Exercise requirements: Lines that contain "Physician" are to be counted; give only their number.

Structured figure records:
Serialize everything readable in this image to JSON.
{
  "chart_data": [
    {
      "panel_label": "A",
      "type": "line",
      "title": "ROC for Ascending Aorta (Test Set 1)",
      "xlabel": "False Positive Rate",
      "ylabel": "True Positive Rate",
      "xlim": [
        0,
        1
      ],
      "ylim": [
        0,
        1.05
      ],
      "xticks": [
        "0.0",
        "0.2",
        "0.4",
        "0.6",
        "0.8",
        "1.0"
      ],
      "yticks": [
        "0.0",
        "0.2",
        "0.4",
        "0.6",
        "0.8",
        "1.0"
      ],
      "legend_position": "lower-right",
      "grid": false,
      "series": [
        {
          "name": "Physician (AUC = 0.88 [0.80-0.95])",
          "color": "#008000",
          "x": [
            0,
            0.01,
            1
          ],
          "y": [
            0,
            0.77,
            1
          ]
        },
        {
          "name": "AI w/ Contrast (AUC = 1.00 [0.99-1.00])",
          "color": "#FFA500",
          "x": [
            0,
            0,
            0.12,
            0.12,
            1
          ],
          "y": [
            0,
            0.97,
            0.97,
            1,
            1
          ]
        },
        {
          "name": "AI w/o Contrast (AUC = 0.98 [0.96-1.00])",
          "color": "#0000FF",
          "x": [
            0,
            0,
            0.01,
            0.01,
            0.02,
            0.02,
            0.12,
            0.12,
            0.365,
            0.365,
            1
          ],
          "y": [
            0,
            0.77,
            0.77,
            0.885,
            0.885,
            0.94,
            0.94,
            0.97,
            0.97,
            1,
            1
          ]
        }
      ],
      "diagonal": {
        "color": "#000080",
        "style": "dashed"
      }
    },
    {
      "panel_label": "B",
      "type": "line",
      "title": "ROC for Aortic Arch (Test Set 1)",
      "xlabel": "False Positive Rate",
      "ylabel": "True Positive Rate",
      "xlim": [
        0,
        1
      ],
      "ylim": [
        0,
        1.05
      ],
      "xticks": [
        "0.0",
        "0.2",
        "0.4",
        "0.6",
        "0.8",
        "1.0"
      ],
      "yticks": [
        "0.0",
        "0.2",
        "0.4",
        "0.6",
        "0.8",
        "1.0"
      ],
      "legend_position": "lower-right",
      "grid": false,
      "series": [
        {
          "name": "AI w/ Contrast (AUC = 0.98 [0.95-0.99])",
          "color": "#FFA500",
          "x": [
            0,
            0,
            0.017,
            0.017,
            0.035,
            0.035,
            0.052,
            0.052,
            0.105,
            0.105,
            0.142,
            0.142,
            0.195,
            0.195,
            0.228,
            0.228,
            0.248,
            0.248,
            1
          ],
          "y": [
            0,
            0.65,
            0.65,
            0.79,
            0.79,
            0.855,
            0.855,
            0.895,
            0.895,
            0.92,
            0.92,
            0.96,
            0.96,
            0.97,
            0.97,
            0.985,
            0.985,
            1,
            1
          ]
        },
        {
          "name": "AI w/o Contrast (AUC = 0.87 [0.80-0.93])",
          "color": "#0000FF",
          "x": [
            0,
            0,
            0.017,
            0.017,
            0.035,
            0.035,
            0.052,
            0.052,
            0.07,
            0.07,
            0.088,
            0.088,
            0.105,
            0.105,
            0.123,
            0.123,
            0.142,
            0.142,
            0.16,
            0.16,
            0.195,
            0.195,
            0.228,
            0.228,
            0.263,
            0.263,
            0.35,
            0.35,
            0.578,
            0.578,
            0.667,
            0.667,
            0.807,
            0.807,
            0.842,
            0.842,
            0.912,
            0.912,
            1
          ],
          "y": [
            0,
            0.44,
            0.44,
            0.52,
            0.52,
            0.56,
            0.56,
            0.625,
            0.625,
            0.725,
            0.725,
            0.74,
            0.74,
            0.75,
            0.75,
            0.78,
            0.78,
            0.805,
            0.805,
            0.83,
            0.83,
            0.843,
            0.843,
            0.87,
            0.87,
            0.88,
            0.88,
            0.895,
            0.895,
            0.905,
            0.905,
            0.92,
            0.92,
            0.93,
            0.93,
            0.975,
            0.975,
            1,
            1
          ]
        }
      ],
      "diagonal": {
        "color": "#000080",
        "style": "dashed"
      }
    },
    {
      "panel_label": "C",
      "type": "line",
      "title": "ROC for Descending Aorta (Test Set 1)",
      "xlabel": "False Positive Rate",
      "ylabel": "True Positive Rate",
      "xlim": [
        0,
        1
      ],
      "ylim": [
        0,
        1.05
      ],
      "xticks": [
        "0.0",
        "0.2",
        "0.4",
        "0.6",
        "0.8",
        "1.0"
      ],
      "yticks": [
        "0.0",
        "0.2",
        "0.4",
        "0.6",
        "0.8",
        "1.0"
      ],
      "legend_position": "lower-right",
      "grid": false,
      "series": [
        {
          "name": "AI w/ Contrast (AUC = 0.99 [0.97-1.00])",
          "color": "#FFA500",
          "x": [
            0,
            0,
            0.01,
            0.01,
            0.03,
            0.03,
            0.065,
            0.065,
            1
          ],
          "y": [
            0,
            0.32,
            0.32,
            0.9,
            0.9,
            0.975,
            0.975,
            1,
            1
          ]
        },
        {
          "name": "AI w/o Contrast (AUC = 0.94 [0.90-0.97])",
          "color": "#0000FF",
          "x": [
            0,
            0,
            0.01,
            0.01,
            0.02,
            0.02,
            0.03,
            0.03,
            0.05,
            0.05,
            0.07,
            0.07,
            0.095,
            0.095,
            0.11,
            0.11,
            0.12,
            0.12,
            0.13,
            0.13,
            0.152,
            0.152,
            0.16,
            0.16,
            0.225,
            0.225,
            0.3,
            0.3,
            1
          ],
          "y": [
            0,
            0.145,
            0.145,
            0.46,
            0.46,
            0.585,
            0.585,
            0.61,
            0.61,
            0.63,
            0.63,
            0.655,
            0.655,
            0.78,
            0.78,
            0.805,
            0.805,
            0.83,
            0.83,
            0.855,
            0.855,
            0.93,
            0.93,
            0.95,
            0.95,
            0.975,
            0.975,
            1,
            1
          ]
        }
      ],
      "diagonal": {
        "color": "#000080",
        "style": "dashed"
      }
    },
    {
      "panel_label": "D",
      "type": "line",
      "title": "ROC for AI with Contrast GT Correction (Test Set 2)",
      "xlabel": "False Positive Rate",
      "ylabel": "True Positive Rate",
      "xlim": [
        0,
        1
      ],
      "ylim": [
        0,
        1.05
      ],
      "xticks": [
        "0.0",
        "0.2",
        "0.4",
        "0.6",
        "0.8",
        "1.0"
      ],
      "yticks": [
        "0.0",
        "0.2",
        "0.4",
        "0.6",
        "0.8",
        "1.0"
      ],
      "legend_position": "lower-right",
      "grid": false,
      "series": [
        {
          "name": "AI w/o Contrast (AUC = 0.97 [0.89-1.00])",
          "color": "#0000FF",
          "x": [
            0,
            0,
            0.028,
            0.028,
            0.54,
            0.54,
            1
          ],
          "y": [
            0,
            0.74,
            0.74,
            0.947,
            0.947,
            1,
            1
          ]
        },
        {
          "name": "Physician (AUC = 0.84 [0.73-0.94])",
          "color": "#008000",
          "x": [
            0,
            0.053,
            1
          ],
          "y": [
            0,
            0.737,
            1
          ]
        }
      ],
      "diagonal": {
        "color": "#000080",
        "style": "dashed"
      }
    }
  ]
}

Correct output: 2